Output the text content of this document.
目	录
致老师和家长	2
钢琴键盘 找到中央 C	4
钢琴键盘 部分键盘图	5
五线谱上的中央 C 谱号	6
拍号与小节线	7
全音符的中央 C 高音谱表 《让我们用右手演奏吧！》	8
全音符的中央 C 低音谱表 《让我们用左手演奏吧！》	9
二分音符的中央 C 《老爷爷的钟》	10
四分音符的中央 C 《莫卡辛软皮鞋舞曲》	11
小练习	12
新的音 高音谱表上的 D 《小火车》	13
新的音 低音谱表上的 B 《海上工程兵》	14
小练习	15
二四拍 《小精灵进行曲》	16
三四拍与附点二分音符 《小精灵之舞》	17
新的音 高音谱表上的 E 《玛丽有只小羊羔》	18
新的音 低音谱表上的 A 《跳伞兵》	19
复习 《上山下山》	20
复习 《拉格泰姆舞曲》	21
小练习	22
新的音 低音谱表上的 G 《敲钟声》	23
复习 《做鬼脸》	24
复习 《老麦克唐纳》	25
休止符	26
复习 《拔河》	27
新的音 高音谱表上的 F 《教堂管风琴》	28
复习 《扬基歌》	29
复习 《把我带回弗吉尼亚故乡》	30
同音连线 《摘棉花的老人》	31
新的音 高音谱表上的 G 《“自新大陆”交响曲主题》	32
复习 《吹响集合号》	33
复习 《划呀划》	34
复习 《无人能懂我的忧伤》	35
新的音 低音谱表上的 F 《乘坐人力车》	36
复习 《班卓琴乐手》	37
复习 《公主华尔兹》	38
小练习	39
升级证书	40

• _PROBLEM TO SOLVE_
Write out all the records above again, exactly as they stand.

• _TASK RESULT_
Output the text content of this document.
目	录
致老师和家长	2
钢琴键盘 找到中央 C	4
钢琴键盘 部分键盘图	5
五线谱上的中央 C 谱号	6
拍号与小节线	7
全音符的中央 C 高音谱表 《让我们用右手演奏吧！》	8
全音符的中央 C 低音谱表 《让我们用左手演奏吧！》	9
二分音符的中央 C 《老爷爷的钟》	10
四分音符的中央 C 《莫卡辛软皮鞋舞曲》	11
小练习	12
新的音 高音谱表上的 D 《小火车》	13
新的音 低音谱表上的 B 《海上工程兵》	14
小练习	15
二四拍 《小精灵进行曲》	16
三四拍与附点二分音符 《小精灵之舞》	17
新的音 高音谱表上的 E 《玛丽有只小羊羔》	18
新的音 低音谱表上的 A 《跳伞兵》	19
复习 《上山下山》	20
复习 《拉格泰姆舞曲》	21
小练习	22
新的音 低音谱表上的 G 《敲钟声》	23
复习 《做鬼脸》	24
复习 《老麦克唐纳》	25
休止符	26
复习 《拔河》	27
新的音 高音谱表上的 F 《教堂管风琴》	28
复习 《扬基歌》	29
复习 《把我带回弗吉尼亚故乡》	30
同音连线 《摘棉花的老人》	31
新的音 高音谱表上的 G 《“自新大陆”交响曲主题》	32
复习 《吹响集合号》	33
复习 《划呀划》	34
复习 《无人能懂我的忧伤》	35
新的音 低音谱表上的 F 《乘坐人力车》	36
复习 《班卓琴乐手》	37
复习 《公主华尔兹》	38
小练习	39
升级证书	40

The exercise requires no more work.